WHAT YOU ARE ASKED TO DO - Restate the full set of records exactly, without adding or dropping a word.
— begin DATASET EXTRACT —
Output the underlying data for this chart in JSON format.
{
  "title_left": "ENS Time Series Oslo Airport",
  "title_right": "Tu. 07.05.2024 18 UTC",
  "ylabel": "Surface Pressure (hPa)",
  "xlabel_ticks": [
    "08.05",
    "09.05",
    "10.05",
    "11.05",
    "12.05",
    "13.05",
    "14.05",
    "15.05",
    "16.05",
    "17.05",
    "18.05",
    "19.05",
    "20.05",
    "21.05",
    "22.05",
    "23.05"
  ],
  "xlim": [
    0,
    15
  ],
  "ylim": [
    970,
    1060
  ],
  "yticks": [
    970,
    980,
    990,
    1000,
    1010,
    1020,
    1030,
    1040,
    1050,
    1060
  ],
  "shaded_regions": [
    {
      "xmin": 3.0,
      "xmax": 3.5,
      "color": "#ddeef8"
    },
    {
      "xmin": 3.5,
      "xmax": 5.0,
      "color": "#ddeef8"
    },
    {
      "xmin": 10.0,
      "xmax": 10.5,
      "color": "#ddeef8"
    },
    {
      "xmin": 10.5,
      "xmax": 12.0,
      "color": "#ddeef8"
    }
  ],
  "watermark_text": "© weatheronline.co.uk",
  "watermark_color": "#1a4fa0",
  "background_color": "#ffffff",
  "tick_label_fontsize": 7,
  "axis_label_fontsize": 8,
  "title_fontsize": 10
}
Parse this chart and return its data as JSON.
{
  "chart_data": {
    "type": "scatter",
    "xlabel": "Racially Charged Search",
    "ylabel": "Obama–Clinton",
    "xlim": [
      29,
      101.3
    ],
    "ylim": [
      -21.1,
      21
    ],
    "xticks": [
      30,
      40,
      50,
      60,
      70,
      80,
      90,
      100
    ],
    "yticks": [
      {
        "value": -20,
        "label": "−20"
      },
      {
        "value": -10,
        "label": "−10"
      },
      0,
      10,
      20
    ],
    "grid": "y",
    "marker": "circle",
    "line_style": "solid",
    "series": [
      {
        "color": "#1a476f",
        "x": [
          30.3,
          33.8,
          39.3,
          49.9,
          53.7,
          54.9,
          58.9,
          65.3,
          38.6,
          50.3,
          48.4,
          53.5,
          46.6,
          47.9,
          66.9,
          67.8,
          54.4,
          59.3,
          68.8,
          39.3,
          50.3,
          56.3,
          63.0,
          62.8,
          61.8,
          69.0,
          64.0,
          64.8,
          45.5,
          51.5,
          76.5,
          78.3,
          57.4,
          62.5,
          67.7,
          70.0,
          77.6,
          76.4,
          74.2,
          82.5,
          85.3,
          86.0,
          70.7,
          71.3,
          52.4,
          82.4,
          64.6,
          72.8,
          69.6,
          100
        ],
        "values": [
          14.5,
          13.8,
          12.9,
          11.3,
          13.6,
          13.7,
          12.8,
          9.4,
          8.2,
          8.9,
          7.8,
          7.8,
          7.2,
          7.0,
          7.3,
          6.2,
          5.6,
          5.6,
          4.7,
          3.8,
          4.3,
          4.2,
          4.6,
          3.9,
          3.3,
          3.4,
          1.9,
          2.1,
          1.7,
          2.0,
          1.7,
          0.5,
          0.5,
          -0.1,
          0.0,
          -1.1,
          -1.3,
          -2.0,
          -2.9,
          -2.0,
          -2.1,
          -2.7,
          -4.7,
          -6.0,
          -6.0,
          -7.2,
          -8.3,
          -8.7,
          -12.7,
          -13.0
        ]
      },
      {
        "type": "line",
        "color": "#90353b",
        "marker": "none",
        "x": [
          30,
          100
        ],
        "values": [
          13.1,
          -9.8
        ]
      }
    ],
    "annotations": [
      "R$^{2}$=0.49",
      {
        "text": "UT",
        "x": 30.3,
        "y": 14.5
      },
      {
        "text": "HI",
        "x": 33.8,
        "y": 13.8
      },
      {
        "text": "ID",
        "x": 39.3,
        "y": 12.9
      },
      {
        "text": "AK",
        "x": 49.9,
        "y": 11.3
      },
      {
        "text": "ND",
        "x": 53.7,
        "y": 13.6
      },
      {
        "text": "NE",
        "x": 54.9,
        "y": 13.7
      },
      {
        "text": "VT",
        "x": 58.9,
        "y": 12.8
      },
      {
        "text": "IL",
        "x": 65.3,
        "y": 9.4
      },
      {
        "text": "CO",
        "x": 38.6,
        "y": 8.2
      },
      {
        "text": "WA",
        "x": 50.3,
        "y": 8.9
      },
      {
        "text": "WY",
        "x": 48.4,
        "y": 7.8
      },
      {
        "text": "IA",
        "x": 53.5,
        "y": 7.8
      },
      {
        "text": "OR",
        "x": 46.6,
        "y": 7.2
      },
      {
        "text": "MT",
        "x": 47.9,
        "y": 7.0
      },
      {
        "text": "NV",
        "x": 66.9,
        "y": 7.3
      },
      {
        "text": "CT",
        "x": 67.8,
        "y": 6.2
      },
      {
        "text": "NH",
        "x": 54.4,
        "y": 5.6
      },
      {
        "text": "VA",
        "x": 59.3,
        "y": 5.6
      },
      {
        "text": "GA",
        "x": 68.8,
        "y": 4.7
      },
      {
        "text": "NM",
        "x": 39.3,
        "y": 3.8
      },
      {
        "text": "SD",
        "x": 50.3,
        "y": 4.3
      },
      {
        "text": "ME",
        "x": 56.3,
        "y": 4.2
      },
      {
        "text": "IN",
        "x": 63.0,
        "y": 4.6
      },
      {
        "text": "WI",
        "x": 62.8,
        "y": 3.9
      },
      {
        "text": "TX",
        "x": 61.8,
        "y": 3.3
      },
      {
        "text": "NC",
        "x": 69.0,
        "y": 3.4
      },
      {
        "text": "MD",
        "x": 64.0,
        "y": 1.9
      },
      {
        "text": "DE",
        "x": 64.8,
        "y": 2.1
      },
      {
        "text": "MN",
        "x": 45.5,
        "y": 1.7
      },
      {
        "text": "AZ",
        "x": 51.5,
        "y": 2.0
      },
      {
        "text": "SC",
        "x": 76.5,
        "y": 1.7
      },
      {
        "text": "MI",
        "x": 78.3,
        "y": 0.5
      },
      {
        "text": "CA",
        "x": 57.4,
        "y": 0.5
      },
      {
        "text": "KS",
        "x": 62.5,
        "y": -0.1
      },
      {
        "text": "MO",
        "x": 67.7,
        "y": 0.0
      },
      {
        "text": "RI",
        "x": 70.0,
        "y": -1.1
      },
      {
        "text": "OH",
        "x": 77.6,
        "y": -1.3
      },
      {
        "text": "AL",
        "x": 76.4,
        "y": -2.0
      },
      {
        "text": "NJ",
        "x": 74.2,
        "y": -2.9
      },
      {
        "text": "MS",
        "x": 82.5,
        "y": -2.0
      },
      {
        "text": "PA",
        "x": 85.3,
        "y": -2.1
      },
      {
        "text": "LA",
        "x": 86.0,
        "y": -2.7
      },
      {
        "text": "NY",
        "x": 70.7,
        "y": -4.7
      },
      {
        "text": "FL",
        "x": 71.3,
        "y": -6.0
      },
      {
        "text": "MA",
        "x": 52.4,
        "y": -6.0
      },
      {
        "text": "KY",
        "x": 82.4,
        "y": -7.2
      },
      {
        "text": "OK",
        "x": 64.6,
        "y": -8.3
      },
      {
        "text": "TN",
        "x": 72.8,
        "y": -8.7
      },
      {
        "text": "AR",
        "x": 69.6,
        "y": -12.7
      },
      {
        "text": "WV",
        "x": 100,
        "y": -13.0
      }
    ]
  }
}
— end DATASET EXTRACT —
EXPECTED ANSWER -
Output the underlying data for this chart in JSON format.
{
  "title_left": "ENS Time Series Oslo Airport",
  "title_right": "Tu. 07.05.2024 18 UTC",
  "ylabel": "Surface Pressure (hPa)",
  "xlabel_ticks": [
    "08.05",
    "09.05",
    "10.05",
    "11.05",
    "12.05",
    "13.05",
    "14.05",
    "15.05",
    "16.05",
    "17.05",
    "18.05",
    "19.05",
    "20.05",
    "21.05",
    "22.05",
    "23.05"
  ],
  "xlim": [
    0,
    15
  ],
  "ylim": [
    970,
    1060
  ],
  "yticks": [
    970,
    980,
    990,
    1000,
    1010,
    1020,
    1030,
    1040,
    1050,
    1060
  ],
  "shaded_regions": [
    {
      "xmin": 3.0,
      "xmax": 3.5,
      "color": "#ddeef8"
    },
    {
      "xmin": 3.5,
      "xmax": 5.0,
      "color": "#ddeef8"
    },
    {
      "xmin": 10.0,
      "xmax": 10.5,
      "color": "#ddeef8"
    },
    {
      "xmin": 10.5,
      "xmax": 12.0,
      "color": "#ddeef8"
    }
  ],
  "watermark_text": "© weatheronline.co.uk",
  "watermark_color": "#1a4fa0",
  "background_color": "#ffffff",
  "tick_label_fontsize": 7,
  "axis_label_fontsize": 8,
  "title_fontsize": 10
}
Parse this chart and return its data as JSON.
{
  "chart_data": {
    "type": "scatter",
    "xlabel": "Racially Charged Search",
    "ylabel": "Obama–Clinton",
    "xlim": [
      29,
      101.3
    ],
    "ylim": [
      -21.1,
      21
    ],
    "xticks": [
      30,
      40,
      50,
      60,
      70,
      80,
      90,
      100
    ],
    "yticks": [
      {
        "value": -20,
        "label": "−20"
      },
      {
        "value": -10,
        "label": "−10"
      },
      0,
      10,
      20
    ],
    "grid": "y",
    "marker": "circle",
    "line_style": "solid",
    "series": [
      {
        "color": "#1a476f",
        "x": [
          30.3,
          33.8,
          39.3,
          49.9,
          53.7,
          54.9,
          58.9,
          65.3,
          38.6,
          50.3,
          48.4,
          53.5,
          46.6,
          47.9,
          66.9,
          67.8,
          54.4,
          59.3,
          68.8,
          39.3,
          50.3,
          56.3,
          63.0,
          62.8,
          61.8,
          69.0,
          64.0,
          64.8,
          45.5,
          51.5,
          76.5,
          78.3,
          57.4,
          62.5,
          67.7,
          70.0,
          77.6,
          76.4,
          74.2,
          82.5,
          85.3,
          86.0,
          70.7,
          71.3,
          52.4,
          82.4,
          64.6,
          72.8,
          69.6,
          100
        ],
        "values": [
          14.5,
          13.8,
          12.9,
          11.3,
          13.6,
          13.7,
          12.8,
          9.4,
          8.2,
          8.9,
          7.8,
          7.8,
          7.2,
          7.0,
          7.3,
          6.2,
          5.6,
          5.6,
          4.7,
          3.8,
          4.3,
          4.2,
          4.6,
          3.9,
          3.3,
          3.4,
          1.9,
          2.1,
          1.7,
          2.0,
          1.7,
          0.5,
          0.5,
          -0.1,
          0.0,
          -1.1,
          -1.3,
          -2.0,
          -2.9,
          -2.0,
          -2.1,
          -2.7,
          -4.7,
          -6.0,
          -6.0,
          -7.2,
          -8.3,
          -8.7,
          -12.7,
          -13.0
        ]
      },
      {
        "type": "line",
        "color": "#90353b",
        "marker": "none",
        "x": [
          30,
          100
        ],
        "values": [
          13.1,
          -9.8
        ]
      }
    ],
    "annotations": [
      "R$^{2}$=0.49",
      {
        "text": "UT",
        "x": 30.3,
        "y": 14.5
      },
      {
        "text": "HI",
        "x": 33.8,
        "y": 13.8
      },
      {
        "text": "ID",
        "x": 39.3,
        "y": 12.9
      },
      {
        "text": "AK",
        "x": 49.9,
        "y": 11.3
      },
      {
        "text": "ND",
        "x": 53.7,
        "y": 13.6
      },
      {
        "text": "NE",
        "x": 54.9,
        "y": 13.7
      },
      {
        "text": "VT",
        "x": 58.9,
        "y": 12.8
      },
      {
        "text": "IL",
        "x": 65.3,
        "y": 9.4
      },
      {
        "text": "CO",
        "x": 38.6,
        "y": 8.2
      },
      {
        "text": "WA",
        "x": 50.3,
        "y": 8.9
      },
      {
        "text": "WY",
        "x": 48.4,
        "y": 7.8
      },
      {
        "text": "IA",
        "x": 53.5,
        "y": 7.8
      },
      {
        "text": "OR",
        "x": 46.6,
        "y": 7.2
      },
      {
        "text": "MT",
        "x": 47.9,
        "y": 7.0
      },
      {
        "text": "NV",
        "x": 66.9,
        "y": 7.3
      },
      {
        "text": "CT",
        "x": 67.8,
        "y": 6.2
      },
      {
        "text": "NH",
        "x": 54.4,
        "y": 5.6
      },
      {
        "text": "VA",
        "x": 59.3,
        "y": 5.6
      },
      {
        "text": "GA",
        "x": 68.8,
        "y": 4.7
      },
      {
        "text": "NM",
        "x": 39.3,
        "y": 3.8
      },
      {
        "text": "SD",
        "x": 50.3,
        "y": 4.3
      },
      {
        "text": "ME",
        "x": 56.3,
        "y": 4.2
      },
      {
        "text": "IN",
        "x": 63.0,
        "y": 4.6
      },
      {
        "text": "WI",
        "x": 62.8,
        "y": 3.9
      },
      {
        "text": "TX",
        "x": 61.8,
        "y": 3.3
      },
      {
        "text": "NC",
        "x": 69.0,
        "y": 3.4
      },
      {
        "text": "MD",
        "x": 64.0,
        "y": 1.9
      },
      {
        "text": "DE",
        "x": 64.8,
        "y": 2.1
      },
      {
        "text": "MN",
        "x": 45.5,
        "y": 1.7
      },
      {
        "text": "AZ",
        "x": 51.5,
        "y": 2.0
      },
      {
        "text": "SC",
        "x": 76.5,
        "y": 1.7
      },
      {
        "text": "MI",
        "x": 78.3,
        "y": 0.5
      },
      {
        "text": "CA",
        "x": 57.4,
        "y": 0.5
      },
      {
        "text": "KS",
        "x": 62.5,
        "y": -0.1
      },
      {
        "text": "MO",
        "x": 67.7,
        "y": 0.0
      },
      {
        "text": "RI",
        "x": 70.0,
        "y": -1.1
      },
      {
        "text": "OH",
        "x": 77.6,
        "y": -1.3
      },
      {
        "text": "AL",
        "x": 76.4,
        "y": -2.0
      },
      {
        "text": "NJ",
        "x": 74.2,
        "y": -2.9
      },
      {
        "text": "MS",
        "x": 82.5,
        "y": -2.0
      },
      {
        "text": "PA",
        "x": 85.3,
        "y": -2.1
      },
      {
        "text": "LA",
        "x": 86.0,
        "y": -2.7
      },
      {
        "text": "NY",
        "x": 70.7,
        "y": -4.7
      },
      {
        "text": "FL",
        "x": 71.3,
        "y": -6.0
      },
      {
        "text": "MA",
        "x": 52.4,
        "y": -6.0
      },
      {
        "text": "KY",
        "x": 82.4,
        "y": -7.2
      },
      {
        "text": "OK",
        "x": 64.6,
        "y": -8.3
      },
      {
        "text": "TN",
        "x": 72.8,
        "y": -8.7
      },
      {
        "text": "AR",
        "x": 69.6,
        "y": -12.7
      },
      {
        "text": "WV",
        "x": 100,
        "y": -13.0
      }
    ]
  }
}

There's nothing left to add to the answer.